(Saved data entries)
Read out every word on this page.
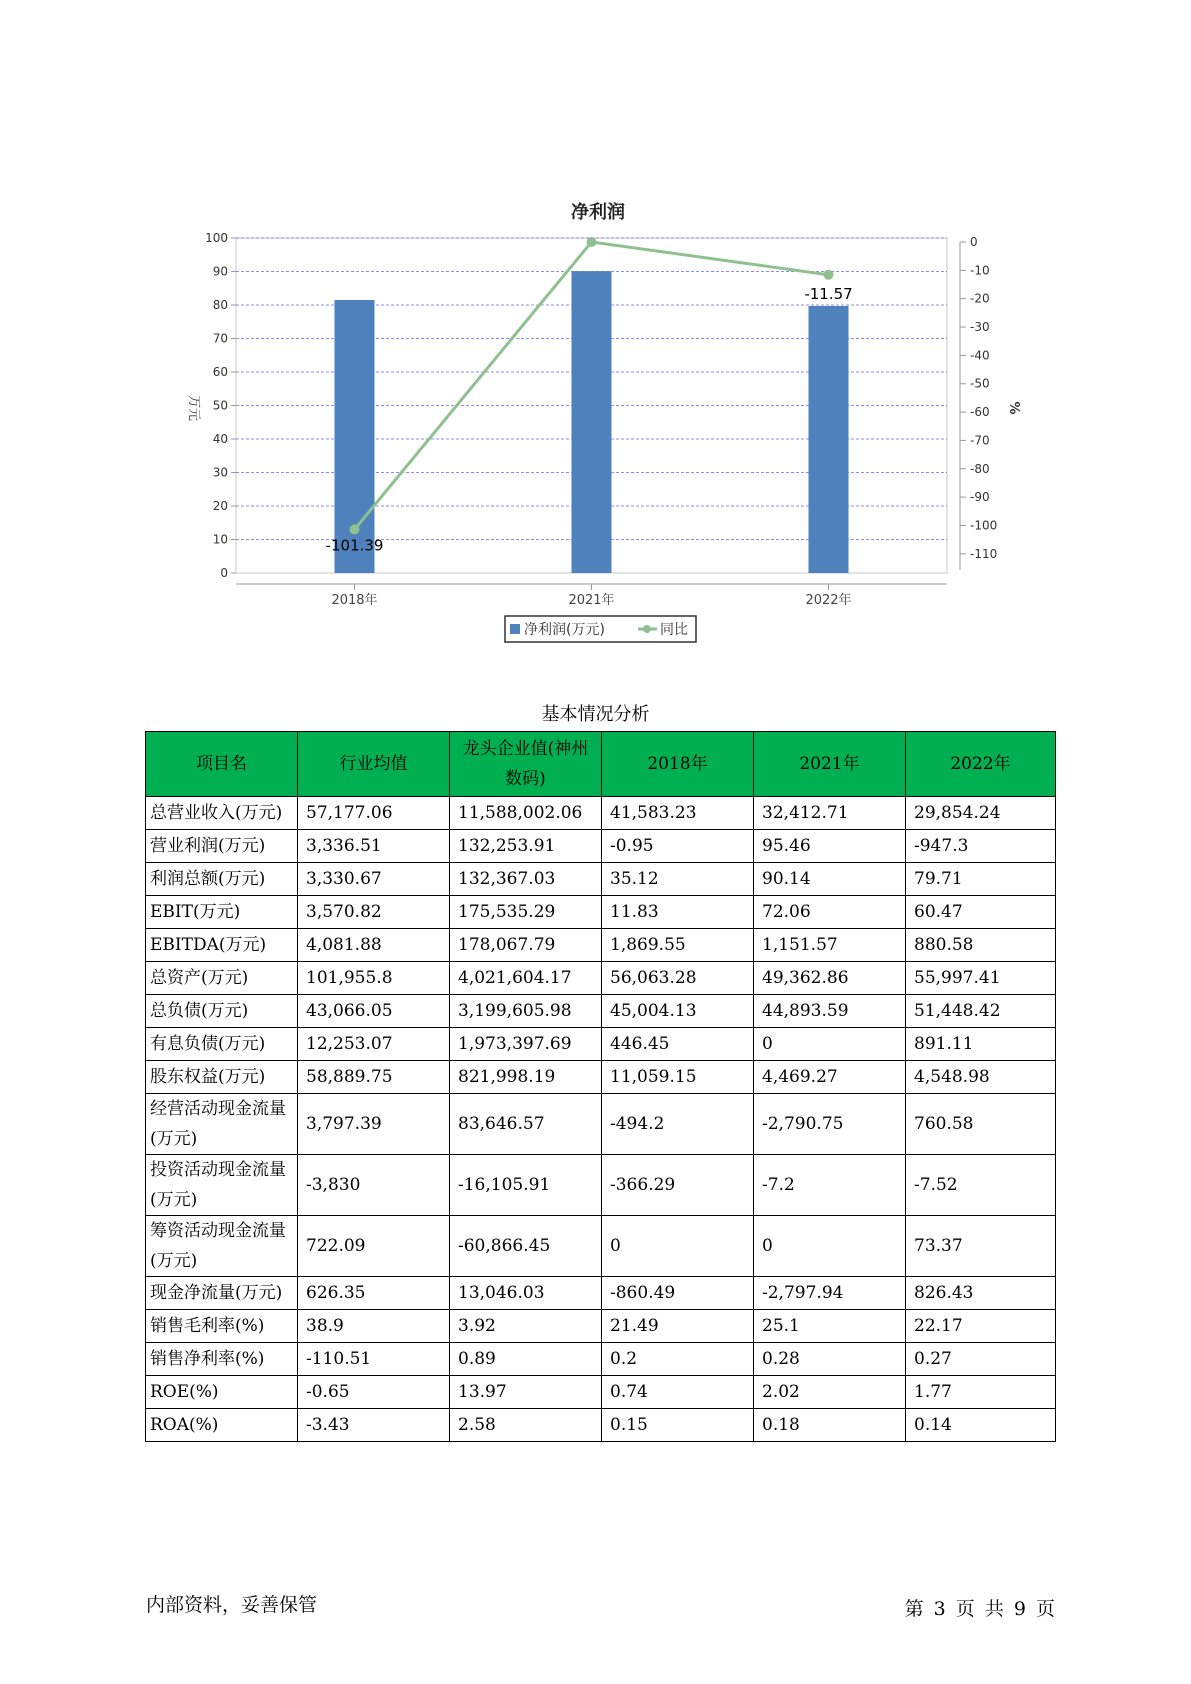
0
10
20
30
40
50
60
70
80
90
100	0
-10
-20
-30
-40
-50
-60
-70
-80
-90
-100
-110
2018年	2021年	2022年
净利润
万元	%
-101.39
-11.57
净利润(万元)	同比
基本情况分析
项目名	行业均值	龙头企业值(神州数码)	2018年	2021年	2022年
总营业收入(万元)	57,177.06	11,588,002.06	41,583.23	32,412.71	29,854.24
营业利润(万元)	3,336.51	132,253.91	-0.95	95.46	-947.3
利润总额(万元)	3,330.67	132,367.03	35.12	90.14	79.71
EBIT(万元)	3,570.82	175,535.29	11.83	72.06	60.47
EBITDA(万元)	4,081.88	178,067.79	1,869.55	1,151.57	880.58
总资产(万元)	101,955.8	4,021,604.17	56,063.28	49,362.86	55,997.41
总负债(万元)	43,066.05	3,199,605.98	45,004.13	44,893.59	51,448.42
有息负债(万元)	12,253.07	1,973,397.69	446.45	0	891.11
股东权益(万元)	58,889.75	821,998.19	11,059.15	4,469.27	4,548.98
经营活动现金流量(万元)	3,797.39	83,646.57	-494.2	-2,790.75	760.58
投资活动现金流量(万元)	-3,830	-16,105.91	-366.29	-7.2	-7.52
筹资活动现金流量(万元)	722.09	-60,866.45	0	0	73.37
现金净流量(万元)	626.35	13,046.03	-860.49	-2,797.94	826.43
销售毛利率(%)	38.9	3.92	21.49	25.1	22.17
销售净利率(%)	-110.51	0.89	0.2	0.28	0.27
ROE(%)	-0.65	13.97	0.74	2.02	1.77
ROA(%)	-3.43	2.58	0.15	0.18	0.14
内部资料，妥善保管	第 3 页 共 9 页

▸ The task: Copy each line of the records precisely and drop any images they hold.

▸ Response below:
Read out every word on this page.
0
10
20
30
40
50
60
70
80
90
100	0
-10
-20
-30
-40
-50
-60
-70
-80
-90
-100
-110
2018年	2021年	2022年
净利润
万元	%
-101.39
-11.57
净利润(万元)	同比
基本情况分析
项目名	行业均值	龙头企业值(神州数码)	2018年	2021年	2022年
总营业收入(万元)	57,177.06	11,588,002.06	41,583.23	32,412.71	29,854.24
营业利润(万元)	3,336.51	132,253.91	-0.95	95.46	-947.3
利润总额(万元)	3,330.67	132,367.03	35.12	90.14	79.71
EBIT(万元)	3,570.82	175,535.29	11.83	72.06	60.47
EBITDA(万元)	4,081.88	178,067.79	1,869.55	1,151.57	880.58
总资产(万元)	101,955.8	4,021,604.17	56,063.28	49,362.86	55,997.41
总负债(万元)	43,066.05	3,199,605.98	45,004.13	44,893.59	51,448.42
有息负债(万元)	12,253.07	1,973,397.69	446.45	0	891.11
股东权益(万元)	58,889.75	821,998.19	11,059.15	4,469.27	4,548.98
经营活动现金流量(万元)	3,797.39	83,646.57	-494.2	-2,790.75	760.58
投资活动现金流量(万元)	-3,830	-16,105.91	-366.29	-7.2	-7.52
筹资活动现金流量(万元)	722.09	-60,866.45	0	0	73.37
现金净流量(万元)	626.35	13,046.03	-860.49	-2,797.94	826.43
销售毛利率(%)	38.9	3.92	21.49	25.1	22.17
销售净利率(%)	-110.51	0.89	0.2	0.28	0.27
ROE(%)	-0.65	13.97	0.74	2.02	1.77
ROA(%)	-3.43	2.58	0.15	0.18	0.14
内部资料，妥善保管	第 3 页 共 9 页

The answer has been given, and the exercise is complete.